Task brief → Take the line containing "What text is on this page?" and all lines after it to the end of the records, and output them exactly.

BEGIN

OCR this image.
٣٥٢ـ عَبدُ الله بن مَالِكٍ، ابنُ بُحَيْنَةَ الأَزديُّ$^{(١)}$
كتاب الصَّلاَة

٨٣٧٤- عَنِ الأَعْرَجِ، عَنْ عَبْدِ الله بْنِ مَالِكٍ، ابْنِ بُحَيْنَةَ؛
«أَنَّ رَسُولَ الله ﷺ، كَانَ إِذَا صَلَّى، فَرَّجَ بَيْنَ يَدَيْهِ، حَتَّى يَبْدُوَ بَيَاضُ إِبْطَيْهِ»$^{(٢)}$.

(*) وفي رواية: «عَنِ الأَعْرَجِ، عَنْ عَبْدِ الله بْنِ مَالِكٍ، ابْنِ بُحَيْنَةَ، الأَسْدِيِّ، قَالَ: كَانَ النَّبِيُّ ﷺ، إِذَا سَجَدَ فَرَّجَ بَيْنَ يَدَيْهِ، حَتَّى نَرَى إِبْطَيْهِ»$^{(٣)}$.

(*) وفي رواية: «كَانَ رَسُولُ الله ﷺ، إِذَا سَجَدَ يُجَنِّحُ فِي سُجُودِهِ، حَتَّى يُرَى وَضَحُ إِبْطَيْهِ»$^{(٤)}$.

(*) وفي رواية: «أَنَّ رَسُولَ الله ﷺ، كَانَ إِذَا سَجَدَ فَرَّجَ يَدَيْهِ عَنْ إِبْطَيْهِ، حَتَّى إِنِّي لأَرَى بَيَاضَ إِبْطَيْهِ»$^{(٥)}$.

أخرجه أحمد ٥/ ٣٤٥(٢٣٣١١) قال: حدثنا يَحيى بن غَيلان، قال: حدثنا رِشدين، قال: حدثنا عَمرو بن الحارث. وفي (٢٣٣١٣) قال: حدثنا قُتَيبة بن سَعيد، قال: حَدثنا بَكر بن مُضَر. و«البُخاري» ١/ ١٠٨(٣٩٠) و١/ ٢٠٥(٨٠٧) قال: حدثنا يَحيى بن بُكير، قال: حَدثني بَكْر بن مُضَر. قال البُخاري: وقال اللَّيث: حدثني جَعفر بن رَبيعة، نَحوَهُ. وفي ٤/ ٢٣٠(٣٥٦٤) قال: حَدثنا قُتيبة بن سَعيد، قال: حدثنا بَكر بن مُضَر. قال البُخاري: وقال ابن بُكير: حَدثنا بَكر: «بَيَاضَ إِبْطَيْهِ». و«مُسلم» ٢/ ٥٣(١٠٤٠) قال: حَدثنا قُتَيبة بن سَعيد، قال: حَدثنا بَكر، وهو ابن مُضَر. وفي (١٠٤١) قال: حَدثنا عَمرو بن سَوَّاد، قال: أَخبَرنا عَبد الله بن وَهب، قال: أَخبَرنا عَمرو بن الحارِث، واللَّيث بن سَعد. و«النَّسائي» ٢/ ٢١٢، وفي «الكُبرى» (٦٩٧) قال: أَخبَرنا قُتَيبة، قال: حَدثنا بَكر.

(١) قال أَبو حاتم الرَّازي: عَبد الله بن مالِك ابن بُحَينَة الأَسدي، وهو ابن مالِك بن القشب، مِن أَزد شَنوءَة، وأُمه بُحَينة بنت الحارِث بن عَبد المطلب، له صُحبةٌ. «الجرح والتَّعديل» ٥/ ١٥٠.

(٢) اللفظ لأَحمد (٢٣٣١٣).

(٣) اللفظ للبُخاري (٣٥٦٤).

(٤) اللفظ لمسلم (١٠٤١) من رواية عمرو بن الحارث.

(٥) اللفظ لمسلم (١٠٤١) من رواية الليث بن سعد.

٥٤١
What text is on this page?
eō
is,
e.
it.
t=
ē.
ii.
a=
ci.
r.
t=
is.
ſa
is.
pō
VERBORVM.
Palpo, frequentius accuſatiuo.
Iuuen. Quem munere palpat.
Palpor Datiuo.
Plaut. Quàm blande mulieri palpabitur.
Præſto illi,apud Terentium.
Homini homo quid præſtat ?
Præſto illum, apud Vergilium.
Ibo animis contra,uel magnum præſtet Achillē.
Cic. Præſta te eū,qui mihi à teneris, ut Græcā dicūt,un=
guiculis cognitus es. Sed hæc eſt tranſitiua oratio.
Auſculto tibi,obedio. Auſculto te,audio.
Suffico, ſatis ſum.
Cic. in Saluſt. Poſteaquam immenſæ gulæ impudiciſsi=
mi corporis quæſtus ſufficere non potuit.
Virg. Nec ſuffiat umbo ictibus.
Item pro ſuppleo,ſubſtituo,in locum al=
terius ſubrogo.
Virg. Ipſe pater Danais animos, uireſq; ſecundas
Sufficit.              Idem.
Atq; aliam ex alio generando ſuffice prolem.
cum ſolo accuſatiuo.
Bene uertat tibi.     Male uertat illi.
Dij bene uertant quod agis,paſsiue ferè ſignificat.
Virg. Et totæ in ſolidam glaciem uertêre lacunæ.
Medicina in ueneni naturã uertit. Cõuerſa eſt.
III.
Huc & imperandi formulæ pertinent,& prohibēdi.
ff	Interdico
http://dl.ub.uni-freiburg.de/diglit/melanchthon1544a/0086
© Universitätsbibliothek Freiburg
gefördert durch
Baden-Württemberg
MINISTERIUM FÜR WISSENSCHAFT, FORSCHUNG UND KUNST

END

The completed task →
What text is on this page?
eō
is,
e.
it.
t=
ē.
ii.
a=
ci.
r.
t=
is.
ſa
is.
pō
VERBORVM.
Palpo, frequentius accuſatiuo.
Iuuen. Quem munere palpat.
Palpor Datiuo.
Plaut. Quàm blande mulieri palpabitur.
Præſto illi,apud Terentium.
Homini homo quid præſtat ?
Præſto illum, apud Vergilium.
Ibo animis contra,uel magnum præſtet Achillē.
Cic. Præſta te eū,qui mihi à teneris, ut Græcā dicūt,un=
guiculis cognitus es. Sed hæc eſt tranſitiua oratio.
Auſculto tibi,obedio. Auſculto te,audio.
Suffico, ſatis ſum.
Cic. in Saluſt. Poſteaquam immenſæ gulæ impudiciſsi=
mi corporis quæſtus ſufficere non potuit.
Virg. Nec ſuffiat umbo ictibus.
Item pro ſuppleo,ſubſtituo,in locum al=
terius ſubrogo.
Virg. Ipſe pater Danais animos, uireſq; ſecundas
Sufficit.              Idem.
Atq; aliam ex alio generando ſuffice prolem.
cum ſolo accuſatiuo.
Bene uertat tibi.     Male uertat illi.
Dij bene uertant quod agis,paſsiue ferè ſignificat.
Virg. Et totæ in ſolidam glaciem uertêre lacunæ.
Medicina in ueneni naturã uertit. Cõuerſa eſt.
III.
Huc & imperandi formulæ pertinent,& prohibēdi.
ff	Interdico
http://dl.ub.uni-freiburg.de/diglit/melanchthon1544a/0086
© Universitätsbibliothek Freiburg
gefördert durch
Baden-Württemberg
MINISTERIUM FÜR WISSENSCHAFT, FORSCHUNG UND KUNST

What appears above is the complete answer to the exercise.